start Supplied records

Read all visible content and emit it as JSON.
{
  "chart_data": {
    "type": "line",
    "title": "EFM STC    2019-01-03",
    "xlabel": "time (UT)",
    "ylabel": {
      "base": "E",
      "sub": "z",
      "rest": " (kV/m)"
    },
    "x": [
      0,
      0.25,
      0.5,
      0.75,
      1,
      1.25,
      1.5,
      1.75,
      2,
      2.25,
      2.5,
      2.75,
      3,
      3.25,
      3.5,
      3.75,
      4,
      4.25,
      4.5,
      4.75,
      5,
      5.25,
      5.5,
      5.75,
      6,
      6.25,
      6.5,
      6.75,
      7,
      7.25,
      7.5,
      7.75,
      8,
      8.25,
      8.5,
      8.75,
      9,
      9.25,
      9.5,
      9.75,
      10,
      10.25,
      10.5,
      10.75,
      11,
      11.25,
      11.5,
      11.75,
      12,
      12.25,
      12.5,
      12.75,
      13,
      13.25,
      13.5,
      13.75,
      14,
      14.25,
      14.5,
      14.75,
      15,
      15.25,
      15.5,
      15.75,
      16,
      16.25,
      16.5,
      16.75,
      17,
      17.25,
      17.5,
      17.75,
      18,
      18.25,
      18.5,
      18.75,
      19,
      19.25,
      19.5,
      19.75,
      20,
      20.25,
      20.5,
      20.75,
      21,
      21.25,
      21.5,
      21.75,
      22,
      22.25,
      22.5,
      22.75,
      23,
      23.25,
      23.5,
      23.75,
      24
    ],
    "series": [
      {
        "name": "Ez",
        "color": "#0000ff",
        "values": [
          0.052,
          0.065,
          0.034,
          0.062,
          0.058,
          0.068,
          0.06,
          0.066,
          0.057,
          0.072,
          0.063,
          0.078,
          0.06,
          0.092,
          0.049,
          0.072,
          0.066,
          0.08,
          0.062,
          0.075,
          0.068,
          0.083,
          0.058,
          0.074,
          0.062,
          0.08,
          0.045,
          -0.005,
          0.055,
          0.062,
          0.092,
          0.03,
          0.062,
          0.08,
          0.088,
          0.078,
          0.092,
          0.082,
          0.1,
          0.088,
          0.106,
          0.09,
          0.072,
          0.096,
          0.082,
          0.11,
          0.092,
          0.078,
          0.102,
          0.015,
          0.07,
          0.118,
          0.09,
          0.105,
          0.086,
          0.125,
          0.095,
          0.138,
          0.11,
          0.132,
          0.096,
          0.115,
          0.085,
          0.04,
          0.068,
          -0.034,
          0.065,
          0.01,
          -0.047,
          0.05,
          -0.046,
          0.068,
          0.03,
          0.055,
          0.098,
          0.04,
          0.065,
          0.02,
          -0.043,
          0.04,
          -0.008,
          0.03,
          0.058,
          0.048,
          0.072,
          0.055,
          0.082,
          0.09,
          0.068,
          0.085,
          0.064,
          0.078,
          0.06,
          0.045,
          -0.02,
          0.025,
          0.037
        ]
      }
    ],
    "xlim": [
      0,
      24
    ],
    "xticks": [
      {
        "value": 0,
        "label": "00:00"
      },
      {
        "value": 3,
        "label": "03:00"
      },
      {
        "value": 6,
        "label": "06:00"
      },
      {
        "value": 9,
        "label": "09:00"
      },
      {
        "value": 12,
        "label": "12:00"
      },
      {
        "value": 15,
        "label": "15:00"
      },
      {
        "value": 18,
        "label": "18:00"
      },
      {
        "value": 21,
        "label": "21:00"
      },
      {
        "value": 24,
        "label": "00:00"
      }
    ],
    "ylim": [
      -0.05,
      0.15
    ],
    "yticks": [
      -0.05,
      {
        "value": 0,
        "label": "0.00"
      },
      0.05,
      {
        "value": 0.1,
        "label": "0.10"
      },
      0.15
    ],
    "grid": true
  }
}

end Supplied records
start Supplied records

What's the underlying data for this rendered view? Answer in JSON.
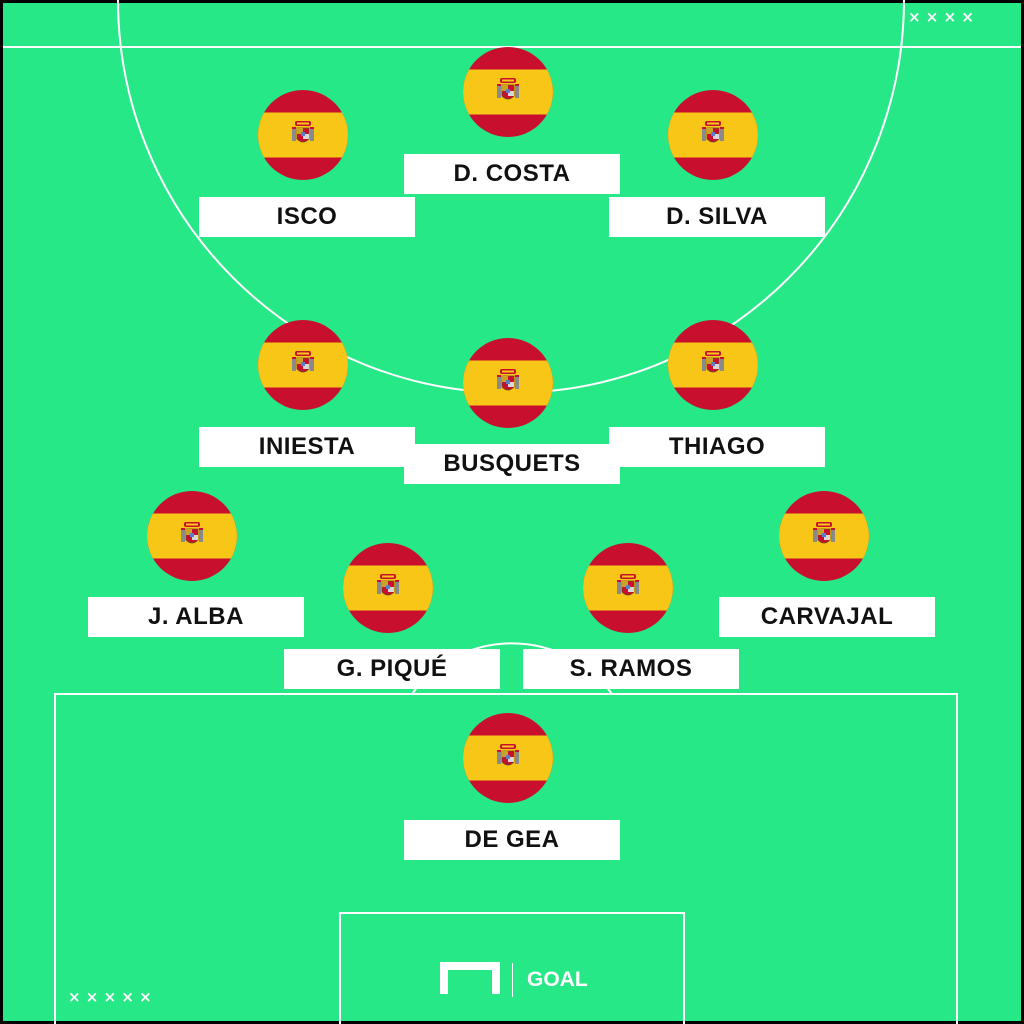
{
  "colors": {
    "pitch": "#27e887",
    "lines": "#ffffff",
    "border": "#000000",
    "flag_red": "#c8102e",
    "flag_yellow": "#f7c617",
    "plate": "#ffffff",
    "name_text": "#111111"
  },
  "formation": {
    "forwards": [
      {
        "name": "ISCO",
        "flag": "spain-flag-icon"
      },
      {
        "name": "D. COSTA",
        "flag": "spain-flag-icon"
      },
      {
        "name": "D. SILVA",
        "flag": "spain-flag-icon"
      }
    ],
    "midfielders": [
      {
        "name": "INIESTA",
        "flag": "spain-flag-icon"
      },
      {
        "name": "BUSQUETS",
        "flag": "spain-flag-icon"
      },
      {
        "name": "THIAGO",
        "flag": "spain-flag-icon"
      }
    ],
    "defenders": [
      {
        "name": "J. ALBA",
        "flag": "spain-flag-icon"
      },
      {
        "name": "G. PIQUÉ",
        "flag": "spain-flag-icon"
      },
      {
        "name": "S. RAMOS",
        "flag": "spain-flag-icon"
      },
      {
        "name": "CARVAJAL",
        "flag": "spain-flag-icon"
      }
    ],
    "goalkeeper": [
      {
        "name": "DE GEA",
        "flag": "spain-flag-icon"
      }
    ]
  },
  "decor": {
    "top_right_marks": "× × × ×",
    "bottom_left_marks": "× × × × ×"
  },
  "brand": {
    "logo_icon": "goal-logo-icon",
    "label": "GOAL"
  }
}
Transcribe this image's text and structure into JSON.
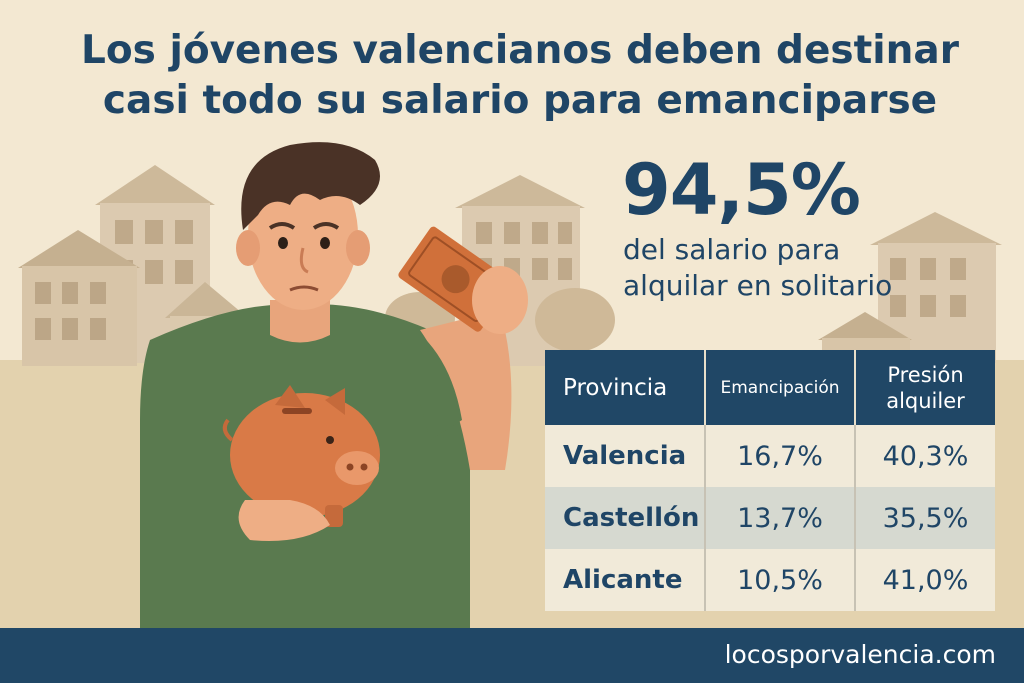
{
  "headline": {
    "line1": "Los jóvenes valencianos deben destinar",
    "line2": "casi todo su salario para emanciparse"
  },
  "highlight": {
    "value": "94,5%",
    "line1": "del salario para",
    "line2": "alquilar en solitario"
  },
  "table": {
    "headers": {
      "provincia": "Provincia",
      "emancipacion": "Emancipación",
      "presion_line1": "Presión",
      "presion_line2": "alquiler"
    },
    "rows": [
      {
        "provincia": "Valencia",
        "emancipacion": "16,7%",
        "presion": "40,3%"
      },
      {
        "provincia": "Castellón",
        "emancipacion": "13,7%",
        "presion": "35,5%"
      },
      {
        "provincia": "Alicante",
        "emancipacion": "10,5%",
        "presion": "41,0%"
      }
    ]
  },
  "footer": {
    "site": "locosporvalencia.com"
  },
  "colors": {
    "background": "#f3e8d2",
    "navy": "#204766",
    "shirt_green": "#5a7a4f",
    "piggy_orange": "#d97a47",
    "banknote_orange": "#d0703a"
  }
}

end Supplied records

Aim: Your task is to pick out every line with the string "salario" and copy it.

Correct output:
    "line2": "casi todo su salario para emanciparse"
    "line1": "del salario para",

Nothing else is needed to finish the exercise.